- PROMPT
Look for the word "efficient" in each line and report the count of matching lines, with nothing added.

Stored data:
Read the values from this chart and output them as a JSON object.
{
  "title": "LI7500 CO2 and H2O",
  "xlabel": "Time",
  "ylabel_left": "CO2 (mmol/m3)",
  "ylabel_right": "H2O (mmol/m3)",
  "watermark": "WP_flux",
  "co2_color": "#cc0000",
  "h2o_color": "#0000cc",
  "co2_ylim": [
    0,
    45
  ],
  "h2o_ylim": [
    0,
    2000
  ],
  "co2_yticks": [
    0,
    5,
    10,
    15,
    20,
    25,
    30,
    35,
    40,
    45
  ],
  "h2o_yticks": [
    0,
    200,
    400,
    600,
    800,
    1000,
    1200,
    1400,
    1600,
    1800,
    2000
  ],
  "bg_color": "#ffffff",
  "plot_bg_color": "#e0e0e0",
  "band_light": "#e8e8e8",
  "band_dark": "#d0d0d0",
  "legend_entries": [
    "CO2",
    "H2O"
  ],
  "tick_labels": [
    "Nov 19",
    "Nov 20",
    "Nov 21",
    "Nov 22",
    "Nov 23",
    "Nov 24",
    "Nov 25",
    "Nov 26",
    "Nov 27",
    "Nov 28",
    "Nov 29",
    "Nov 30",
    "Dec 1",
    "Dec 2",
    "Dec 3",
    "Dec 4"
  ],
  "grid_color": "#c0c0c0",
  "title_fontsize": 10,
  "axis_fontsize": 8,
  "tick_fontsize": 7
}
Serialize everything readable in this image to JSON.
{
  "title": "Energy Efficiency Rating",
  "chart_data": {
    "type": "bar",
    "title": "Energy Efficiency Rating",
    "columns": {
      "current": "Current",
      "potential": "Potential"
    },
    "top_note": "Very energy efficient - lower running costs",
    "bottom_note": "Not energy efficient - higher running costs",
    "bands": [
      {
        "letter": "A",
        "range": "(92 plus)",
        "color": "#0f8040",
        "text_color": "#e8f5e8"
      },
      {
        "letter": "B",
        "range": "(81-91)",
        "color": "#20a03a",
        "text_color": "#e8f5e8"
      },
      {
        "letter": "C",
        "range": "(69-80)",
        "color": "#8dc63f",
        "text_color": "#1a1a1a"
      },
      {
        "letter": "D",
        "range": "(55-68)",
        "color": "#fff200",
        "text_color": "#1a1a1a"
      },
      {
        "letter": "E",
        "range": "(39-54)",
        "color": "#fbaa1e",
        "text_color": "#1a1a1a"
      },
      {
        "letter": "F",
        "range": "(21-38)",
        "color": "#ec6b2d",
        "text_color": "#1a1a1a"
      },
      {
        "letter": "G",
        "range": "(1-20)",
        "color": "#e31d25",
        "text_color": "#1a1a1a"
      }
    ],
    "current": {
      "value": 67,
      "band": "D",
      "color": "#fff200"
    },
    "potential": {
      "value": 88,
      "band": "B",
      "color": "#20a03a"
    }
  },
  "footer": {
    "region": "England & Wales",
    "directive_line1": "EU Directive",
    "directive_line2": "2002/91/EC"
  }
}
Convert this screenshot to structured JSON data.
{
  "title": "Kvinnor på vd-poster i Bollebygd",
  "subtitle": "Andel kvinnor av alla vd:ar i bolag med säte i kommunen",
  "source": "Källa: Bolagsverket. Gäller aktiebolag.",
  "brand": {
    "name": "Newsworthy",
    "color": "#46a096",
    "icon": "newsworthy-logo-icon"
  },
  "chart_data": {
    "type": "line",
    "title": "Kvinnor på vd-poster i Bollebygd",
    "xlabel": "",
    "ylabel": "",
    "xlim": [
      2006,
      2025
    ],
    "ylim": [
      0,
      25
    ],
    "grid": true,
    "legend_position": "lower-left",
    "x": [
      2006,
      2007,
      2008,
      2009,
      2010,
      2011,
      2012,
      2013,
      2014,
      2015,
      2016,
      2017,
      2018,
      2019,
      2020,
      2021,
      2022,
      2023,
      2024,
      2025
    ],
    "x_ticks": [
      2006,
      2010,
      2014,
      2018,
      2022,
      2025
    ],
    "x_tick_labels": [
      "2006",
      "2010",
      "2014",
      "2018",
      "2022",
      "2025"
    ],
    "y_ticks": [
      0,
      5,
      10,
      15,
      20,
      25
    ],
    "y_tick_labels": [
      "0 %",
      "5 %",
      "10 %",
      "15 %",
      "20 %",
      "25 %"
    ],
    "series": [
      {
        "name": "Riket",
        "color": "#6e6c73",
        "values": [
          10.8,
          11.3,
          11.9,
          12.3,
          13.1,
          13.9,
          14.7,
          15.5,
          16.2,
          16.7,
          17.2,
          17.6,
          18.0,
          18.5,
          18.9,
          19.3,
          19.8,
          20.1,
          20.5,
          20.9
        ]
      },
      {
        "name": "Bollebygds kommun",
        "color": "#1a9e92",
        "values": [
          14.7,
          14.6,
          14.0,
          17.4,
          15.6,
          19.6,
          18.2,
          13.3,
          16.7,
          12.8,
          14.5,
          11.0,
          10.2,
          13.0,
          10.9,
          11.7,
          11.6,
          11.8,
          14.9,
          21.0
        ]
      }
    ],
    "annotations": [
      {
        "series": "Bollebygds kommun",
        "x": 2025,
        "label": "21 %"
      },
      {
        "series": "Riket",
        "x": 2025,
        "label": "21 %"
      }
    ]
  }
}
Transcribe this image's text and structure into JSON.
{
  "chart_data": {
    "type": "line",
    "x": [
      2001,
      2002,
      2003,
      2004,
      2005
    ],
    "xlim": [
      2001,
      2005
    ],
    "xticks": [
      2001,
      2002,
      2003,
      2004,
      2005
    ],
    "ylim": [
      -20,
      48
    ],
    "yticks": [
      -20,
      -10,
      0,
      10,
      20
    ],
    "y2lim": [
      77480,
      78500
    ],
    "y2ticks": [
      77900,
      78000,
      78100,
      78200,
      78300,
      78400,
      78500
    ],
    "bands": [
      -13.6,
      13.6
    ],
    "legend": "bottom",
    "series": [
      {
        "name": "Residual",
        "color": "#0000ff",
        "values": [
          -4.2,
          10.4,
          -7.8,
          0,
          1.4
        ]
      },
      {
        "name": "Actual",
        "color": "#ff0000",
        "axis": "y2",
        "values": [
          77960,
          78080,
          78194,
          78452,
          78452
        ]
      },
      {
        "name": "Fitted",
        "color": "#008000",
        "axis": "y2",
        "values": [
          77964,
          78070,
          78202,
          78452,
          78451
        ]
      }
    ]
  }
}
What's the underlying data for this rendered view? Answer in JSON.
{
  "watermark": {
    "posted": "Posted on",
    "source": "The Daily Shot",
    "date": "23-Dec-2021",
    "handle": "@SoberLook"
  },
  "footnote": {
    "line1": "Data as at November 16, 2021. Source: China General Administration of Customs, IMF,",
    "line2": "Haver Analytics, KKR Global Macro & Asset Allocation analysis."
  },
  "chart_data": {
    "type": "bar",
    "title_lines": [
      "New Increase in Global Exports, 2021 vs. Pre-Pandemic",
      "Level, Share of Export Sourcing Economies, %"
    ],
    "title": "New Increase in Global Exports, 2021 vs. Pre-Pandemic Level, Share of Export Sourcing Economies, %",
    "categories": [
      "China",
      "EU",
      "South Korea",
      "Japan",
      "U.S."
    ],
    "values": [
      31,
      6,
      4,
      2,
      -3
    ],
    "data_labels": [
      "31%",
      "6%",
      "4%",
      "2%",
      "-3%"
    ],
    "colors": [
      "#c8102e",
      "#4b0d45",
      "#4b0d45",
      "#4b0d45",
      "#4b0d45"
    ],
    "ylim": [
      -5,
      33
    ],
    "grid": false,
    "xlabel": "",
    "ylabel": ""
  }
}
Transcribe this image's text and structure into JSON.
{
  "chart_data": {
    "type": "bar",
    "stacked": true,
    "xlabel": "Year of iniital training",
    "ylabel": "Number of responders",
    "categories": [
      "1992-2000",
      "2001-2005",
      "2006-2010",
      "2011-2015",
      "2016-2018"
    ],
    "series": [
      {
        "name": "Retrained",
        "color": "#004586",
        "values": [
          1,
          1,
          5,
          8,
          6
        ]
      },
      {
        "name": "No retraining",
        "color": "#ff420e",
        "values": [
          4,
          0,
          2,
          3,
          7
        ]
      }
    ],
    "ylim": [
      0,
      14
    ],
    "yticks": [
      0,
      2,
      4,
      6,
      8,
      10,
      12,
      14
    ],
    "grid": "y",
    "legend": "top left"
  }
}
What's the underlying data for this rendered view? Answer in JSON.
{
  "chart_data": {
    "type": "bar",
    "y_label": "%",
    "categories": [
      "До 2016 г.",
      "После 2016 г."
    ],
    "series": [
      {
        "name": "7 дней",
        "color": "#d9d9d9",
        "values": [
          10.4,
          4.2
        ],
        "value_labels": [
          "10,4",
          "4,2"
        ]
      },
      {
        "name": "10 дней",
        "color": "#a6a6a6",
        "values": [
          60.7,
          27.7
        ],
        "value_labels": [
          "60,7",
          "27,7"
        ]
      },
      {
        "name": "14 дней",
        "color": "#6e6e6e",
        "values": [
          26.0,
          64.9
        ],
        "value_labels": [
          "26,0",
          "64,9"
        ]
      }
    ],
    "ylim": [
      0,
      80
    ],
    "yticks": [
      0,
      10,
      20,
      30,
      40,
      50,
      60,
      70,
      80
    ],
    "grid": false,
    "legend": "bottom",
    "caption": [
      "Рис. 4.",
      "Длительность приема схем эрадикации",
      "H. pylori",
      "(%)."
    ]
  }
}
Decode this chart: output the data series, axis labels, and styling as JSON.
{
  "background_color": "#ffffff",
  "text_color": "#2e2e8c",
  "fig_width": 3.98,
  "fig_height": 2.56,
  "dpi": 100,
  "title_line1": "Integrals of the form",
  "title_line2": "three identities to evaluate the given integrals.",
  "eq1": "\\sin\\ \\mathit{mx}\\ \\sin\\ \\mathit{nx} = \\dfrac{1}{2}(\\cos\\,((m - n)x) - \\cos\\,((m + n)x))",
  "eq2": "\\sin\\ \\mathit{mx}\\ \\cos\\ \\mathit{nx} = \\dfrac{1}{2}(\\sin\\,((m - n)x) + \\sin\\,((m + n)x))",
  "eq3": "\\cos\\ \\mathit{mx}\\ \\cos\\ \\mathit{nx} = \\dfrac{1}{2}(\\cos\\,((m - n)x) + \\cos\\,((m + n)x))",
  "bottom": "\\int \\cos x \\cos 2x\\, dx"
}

- SOLUTION
2